%%
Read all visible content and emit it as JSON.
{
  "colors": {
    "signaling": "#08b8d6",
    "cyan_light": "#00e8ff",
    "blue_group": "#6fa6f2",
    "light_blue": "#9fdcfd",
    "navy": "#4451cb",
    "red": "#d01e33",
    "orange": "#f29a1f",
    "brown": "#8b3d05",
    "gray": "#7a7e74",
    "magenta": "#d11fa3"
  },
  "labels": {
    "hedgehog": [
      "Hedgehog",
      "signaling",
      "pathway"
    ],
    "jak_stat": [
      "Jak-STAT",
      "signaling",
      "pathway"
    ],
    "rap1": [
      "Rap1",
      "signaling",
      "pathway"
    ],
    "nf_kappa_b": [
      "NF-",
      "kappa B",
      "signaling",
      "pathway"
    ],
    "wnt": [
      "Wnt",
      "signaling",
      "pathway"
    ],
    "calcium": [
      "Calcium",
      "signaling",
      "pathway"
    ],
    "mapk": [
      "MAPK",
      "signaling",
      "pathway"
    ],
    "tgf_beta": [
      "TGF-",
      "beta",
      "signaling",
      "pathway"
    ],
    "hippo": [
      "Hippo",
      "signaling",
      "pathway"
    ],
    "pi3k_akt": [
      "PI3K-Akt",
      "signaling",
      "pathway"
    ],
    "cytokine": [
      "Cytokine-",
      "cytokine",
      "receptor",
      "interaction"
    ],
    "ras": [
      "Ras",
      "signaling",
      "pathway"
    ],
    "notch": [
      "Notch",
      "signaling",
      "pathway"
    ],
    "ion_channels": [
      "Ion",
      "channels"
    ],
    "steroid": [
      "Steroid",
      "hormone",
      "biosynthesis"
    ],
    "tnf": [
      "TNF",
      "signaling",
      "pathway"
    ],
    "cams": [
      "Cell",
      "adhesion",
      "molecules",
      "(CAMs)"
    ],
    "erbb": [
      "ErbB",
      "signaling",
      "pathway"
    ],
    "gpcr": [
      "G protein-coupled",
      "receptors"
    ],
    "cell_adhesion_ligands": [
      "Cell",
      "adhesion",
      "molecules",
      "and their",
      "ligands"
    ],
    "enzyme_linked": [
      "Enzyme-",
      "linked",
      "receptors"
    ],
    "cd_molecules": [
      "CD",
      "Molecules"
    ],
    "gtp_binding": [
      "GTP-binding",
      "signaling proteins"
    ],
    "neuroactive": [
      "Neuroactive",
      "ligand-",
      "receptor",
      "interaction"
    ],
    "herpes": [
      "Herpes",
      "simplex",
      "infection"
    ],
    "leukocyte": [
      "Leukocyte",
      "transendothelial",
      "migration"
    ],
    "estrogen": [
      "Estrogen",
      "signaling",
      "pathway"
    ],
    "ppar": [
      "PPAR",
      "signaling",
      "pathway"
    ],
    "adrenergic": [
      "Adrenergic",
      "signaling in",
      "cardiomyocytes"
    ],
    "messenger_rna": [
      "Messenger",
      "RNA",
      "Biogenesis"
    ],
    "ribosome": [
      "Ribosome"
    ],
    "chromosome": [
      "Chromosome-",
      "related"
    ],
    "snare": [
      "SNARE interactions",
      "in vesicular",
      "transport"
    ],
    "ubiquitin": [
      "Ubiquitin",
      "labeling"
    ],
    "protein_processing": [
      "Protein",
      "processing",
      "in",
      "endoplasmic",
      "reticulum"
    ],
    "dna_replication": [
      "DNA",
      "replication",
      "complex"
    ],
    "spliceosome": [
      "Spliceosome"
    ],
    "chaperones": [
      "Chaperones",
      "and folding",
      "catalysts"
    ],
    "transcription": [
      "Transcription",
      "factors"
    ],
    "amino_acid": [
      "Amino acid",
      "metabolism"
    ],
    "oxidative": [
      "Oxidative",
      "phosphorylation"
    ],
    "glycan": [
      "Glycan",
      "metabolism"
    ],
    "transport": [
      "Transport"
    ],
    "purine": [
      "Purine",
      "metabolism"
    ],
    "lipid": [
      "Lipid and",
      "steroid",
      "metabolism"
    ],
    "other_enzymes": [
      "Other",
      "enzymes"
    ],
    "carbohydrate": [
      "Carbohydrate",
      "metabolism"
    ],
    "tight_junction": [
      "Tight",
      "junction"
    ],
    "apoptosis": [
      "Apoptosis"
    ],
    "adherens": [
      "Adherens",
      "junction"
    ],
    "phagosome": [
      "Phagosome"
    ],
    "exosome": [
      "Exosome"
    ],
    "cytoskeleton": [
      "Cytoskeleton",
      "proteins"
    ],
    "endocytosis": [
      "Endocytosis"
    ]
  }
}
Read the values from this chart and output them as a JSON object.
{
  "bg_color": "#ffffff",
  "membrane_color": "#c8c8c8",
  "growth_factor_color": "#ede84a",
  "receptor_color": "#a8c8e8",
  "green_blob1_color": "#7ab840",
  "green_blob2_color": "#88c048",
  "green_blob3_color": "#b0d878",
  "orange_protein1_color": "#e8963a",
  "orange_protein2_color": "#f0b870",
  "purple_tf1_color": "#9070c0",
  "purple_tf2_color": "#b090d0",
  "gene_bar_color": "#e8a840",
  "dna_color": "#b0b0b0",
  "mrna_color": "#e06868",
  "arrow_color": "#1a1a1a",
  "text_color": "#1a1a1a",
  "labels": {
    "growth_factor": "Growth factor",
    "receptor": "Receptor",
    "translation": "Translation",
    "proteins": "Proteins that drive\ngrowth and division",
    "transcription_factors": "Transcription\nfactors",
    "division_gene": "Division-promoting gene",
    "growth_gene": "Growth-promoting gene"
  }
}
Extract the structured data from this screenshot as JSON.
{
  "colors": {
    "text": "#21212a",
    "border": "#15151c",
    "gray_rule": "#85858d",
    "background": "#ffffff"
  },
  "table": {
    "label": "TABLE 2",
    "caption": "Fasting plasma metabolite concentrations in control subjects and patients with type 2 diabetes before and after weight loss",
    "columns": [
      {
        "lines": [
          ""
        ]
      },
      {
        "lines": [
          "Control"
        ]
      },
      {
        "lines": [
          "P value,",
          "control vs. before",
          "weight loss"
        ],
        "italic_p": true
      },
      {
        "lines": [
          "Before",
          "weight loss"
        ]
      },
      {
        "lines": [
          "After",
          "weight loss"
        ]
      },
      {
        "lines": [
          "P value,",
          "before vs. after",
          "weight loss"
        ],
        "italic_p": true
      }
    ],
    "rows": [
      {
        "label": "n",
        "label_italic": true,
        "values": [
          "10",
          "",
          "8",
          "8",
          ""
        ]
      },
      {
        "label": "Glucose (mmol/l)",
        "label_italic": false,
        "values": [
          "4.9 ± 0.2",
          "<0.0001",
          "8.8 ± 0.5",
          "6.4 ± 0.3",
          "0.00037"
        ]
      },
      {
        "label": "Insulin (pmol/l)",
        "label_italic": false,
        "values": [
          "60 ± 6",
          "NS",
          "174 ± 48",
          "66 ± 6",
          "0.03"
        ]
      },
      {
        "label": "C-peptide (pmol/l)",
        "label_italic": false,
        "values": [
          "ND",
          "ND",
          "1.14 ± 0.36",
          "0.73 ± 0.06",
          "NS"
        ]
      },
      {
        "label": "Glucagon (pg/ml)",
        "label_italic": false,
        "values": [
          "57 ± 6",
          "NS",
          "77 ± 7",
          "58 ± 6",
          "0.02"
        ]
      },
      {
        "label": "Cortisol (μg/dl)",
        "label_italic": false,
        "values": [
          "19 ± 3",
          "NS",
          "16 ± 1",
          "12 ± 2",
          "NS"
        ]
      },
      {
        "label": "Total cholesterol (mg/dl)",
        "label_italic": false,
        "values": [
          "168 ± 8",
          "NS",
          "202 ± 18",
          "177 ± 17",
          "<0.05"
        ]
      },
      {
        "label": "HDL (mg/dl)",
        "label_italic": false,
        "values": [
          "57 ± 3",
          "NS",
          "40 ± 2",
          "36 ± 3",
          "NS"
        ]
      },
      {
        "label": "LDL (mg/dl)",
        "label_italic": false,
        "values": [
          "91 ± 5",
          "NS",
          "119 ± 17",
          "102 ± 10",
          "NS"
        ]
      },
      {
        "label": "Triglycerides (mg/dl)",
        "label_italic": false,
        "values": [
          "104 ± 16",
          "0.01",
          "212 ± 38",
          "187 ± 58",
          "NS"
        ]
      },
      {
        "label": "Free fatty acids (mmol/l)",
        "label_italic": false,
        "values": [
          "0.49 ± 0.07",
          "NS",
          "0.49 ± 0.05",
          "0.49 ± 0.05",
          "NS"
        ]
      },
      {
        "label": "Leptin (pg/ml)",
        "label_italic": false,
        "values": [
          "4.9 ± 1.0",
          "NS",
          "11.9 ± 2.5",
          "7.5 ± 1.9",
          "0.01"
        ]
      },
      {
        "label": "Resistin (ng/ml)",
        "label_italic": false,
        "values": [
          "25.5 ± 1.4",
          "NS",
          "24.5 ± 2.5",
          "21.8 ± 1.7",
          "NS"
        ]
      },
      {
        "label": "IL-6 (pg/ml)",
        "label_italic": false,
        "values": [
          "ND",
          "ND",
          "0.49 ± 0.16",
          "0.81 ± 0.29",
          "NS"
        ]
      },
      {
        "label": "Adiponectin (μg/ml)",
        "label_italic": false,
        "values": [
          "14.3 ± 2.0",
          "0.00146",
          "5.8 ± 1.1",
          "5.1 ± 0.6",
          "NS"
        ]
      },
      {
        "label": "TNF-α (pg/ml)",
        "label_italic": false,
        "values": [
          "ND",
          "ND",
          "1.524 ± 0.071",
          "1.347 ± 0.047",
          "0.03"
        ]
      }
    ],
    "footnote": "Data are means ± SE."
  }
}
%%
Using the listing, collect all lines in which the string "promoting" is found.

*Answer for the task*
    "division_gene": "Division-promoting gene",
    "growth_gene": "Growth-promoting gene"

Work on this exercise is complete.